# Objective:
Output nothing but the number of lines that include the word "xlabel".

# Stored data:

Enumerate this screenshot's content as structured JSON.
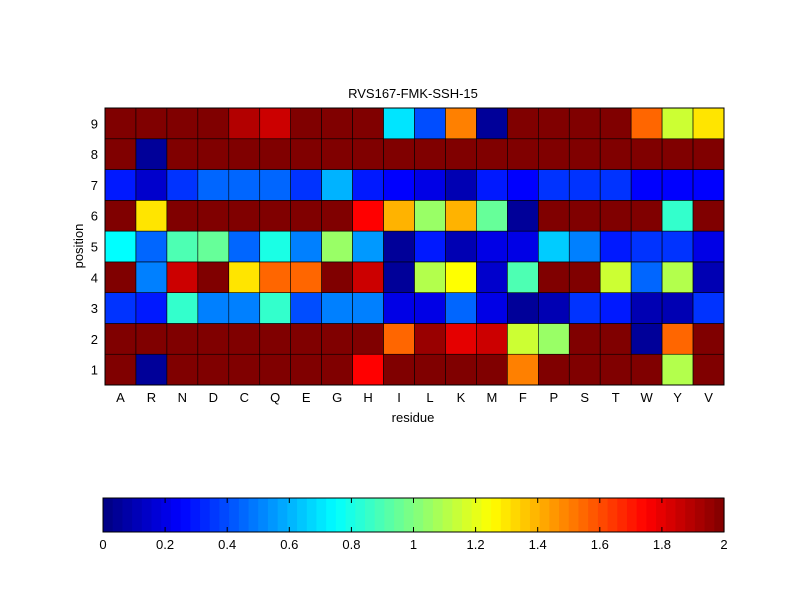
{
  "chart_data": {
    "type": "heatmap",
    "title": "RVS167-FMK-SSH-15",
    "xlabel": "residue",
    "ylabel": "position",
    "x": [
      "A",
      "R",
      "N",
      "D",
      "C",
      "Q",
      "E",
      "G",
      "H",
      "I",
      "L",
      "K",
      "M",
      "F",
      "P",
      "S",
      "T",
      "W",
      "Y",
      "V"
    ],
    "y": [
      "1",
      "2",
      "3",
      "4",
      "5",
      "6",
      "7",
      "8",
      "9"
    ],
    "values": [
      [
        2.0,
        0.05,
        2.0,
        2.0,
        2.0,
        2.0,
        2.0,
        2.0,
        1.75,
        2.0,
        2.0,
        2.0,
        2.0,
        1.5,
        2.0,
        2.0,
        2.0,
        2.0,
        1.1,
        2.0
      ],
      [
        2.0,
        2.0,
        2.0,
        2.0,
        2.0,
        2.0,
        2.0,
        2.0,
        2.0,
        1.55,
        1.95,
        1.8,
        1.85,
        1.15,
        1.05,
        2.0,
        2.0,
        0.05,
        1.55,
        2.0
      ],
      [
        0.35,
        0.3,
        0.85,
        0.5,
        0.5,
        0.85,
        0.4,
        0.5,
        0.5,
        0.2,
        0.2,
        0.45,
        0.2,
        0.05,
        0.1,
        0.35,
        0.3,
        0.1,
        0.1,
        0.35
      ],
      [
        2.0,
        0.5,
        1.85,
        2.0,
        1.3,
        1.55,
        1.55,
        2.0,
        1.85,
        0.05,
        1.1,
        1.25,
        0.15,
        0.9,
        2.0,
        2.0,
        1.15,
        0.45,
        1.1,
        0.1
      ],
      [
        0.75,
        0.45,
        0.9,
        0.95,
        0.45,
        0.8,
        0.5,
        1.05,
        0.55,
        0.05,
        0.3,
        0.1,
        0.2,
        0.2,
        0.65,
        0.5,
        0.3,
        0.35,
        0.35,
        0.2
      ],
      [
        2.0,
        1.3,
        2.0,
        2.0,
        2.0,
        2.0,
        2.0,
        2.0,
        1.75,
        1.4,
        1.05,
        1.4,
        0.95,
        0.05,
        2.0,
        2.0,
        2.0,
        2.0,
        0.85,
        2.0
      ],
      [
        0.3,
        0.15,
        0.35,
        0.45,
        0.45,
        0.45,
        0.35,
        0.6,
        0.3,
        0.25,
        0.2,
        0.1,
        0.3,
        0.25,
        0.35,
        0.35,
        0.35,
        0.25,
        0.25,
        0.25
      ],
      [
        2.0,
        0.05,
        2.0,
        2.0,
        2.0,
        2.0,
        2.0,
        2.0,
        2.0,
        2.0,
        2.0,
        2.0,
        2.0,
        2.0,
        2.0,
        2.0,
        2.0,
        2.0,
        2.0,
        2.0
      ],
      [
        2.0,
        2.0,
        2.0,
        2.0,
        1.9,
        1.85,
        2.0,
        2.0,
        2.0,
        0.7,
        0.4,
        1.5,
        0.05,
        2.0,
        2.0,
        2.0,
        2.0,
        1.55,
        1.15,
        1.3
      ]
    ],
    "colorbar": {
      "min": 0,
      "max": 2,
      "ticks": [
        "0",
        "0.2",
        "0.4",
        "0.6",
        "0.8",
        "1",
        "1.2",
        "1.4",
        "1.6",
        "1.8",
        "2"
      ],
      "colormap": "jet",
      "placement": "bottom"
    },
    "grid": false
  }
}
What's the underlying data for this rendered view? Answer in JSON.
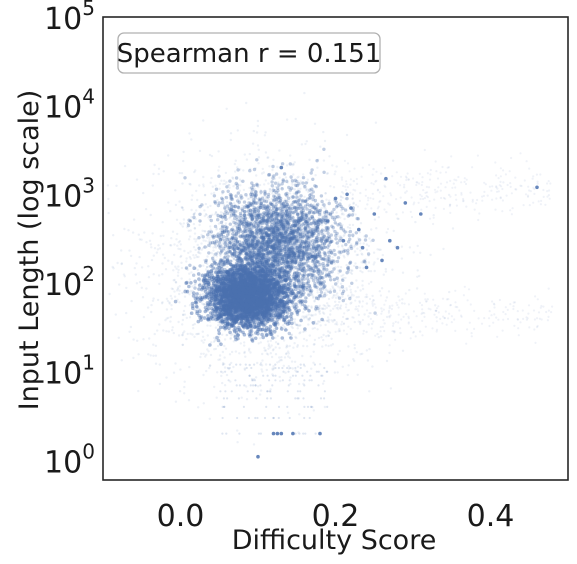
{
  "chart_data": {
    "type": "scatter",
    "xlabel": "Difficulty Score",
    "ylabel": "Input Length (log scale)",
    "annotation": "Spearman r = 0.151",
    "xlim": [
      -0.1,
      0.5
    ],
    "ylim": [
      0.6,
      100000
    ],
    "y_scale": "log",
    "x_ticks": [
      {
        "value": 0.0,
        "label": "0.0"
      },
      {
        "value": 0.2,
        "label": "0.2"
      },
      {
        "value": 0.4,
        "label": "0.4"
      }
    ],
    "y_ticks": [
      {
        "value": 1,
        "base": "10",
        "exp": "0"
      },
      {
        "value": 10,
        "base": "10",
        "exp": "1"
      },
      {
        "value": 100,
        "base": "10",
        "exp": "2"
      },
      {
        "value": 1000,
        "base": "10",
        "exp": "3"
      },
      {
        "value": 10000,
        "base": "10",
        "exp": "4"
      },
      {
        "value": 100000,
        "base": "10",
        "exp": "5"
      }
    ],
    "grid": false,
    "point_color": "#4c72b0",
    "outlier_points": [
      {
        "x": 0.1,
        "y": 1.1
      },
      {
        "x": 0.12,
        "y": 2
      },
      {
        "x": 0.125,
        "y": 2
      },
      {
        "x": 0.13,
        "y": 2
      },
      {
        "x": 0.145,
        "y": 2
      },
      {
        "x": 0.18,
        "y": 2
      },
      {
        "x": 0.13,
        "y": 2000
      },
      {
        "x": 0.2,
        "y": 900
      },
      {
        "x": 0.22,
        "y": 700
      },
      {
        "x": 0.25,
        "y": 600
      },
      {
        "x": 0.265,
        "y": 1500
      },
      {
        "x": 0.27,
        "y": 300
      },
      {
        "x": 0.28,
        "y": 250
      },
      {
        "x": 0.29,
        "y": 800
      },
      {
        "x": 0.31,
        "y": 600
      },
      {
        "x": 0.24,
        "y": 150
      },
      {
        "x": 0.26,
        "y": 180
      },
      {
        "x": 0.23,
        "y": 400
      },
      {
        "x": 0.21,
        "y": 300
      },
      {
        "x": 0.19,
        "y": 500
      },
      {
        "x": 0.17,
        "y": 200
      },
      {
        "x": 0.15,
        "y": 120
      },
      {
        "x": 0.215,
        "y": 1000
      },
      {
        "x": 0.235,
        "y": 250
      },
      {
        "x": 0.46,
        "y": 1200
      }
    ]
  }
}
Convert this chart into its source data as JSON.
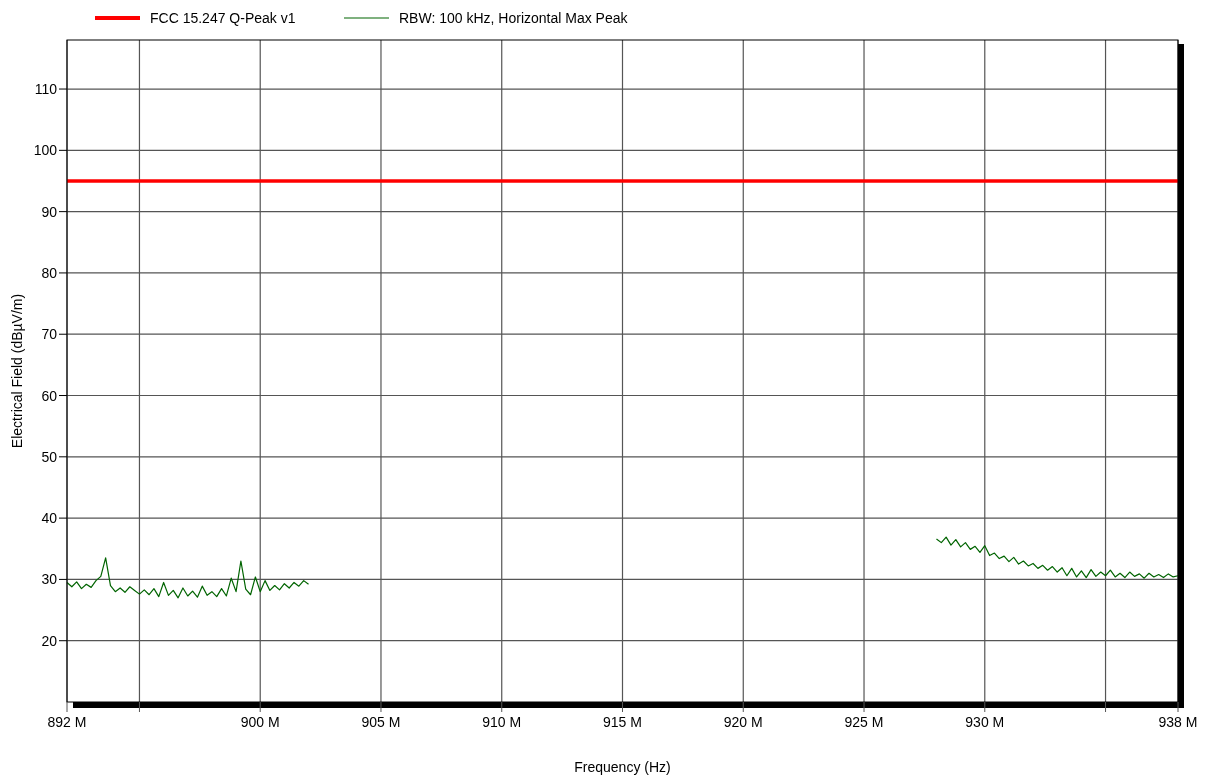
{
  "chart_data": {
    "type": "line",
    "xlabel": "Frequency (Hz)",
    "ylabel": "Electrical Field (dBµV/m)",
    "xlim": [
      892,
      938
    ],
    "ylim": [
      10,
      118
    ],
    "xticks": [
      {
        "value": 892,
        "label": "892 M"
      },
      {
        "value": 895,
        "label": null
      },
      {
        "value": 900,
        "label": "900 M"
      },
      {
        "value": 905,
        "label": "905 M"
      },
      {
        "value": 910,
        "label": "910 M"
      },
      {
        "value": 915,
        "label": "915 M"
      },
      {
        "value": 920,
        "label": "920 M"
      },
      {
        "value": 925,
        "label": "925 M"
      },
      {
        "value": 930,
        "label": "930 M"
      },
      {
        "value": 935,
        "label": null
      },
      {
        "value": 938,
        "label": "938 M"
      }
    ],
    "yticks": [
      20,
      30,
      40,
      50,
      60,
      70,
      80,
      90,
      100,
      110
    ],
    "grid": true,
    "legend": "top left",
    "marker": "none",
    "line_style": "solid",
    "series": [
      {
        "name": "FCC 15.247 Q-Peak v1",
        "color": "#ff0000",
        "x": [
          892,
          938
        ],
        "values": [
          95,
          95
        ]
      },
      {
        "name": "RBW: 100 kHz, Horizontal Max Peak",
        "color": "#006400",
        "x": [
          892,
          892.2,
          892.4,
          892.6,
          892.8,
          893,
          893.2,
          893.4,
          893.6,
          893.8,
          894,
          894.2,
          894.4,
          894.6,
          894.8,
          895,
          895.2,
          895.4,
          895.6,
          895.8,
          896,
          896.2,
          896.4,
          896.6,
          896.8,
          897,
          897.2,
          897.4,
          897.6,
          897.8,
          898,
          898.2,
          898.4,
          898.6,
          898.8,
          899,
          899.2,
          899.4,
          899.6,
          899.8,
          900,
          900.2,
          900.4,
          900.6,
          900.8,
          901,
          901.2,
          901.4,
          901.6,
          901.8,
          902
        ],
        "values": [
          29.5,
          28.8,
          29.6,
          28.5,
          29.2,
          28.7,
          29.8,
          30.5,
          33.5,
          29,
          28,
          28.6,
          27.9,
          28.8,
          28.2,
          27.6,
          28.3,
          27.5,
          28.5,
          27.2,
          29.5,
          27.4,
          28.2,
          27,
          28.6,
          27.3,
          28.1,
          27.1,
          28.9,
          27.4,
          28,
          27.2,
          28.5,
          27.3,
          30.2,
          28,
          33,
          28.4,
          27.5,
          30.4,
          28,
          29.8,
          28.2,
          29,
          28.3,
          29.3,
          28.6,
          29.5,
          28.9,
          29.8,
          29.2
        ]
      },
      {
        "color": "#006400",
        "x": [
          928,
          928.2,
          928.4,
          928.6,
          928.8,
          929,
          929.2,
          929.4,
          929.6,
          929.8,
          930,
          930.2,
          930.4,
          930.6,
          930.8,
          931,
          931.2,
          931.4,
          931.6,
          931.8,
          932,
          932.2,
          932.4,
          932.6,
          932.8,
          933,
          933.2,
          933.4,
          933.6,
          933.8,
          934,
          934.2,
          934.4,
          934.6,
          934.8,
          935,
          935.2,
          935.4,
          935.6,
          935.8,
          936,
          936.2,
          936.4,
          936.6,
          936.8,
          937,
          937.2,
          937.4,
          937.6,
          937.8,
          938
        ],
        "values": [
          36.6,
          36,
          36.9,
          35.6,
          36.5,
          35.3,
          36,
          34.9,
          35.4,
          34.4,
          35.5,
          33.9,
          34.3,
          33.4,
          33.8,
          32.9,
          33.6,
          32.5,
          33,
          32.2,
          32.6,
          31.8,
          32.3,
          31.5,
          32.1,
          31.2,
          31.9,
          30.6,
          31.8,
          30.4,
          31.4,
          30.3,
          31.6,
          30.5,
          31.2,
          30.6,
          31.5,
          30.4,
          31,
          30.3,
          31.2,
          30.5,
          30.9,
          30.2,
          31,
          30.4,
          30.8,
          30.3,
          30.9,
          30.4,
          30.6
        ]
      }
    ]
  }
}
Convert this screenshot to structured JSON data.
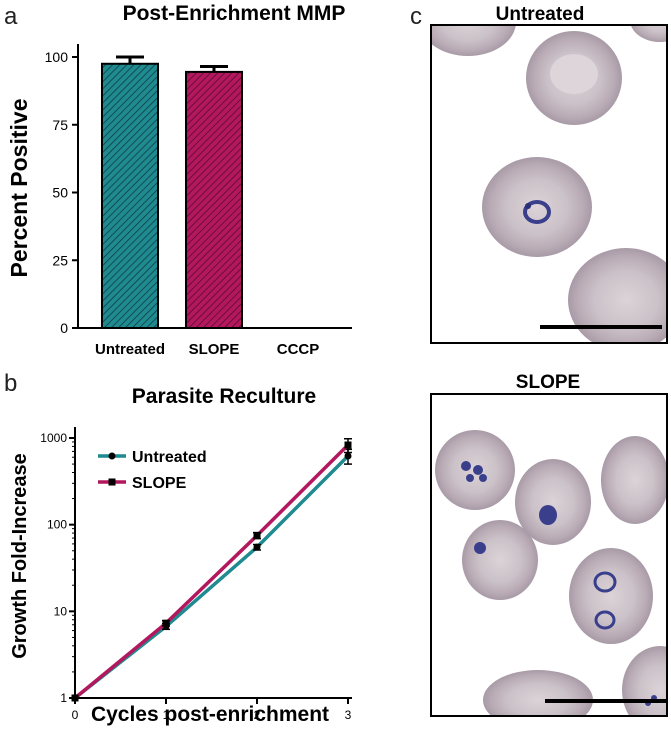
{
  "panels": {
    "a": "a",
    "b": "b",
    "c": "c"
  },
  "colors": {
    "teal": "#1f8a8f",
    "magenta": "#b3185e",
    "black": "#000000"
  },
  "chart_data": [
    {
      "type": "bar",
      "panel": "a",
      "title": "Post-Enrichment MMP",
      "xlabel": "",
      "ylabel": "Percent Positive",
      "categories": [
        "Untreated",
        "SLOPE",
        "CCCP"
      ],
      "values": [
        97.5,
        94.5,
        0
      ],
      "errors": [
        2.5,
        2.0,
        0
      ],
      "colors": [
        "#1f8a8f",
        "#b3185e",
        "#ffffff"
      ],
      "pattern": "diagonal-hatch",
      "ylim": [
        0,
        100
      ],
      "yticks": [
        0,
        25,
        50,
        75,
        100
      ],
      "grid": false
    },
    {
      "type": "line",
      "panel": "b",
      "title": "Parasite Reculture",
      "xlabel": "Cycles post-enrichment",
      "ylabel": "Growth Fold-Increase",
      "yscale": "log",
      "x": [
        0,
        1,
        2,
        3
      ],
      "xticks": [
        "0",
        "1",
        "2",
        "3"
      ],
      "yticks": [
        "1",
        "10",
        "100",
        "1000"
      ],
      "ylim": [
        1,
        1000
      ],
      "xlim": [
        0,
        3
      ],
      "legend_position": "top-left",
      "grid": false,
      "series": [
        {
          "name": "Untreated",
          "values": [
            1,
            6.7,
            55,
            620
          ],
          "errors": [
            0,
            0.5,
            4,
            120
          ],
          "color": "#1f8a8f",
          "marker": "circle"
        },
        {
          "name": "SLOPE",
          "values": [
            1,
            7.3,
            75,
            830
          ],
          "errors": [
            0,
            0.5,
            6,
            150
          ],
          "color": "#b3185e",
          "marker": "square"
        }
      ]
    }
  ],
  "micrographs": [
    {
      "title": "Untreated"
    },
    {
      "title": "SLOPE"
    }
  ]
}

# Final result:
5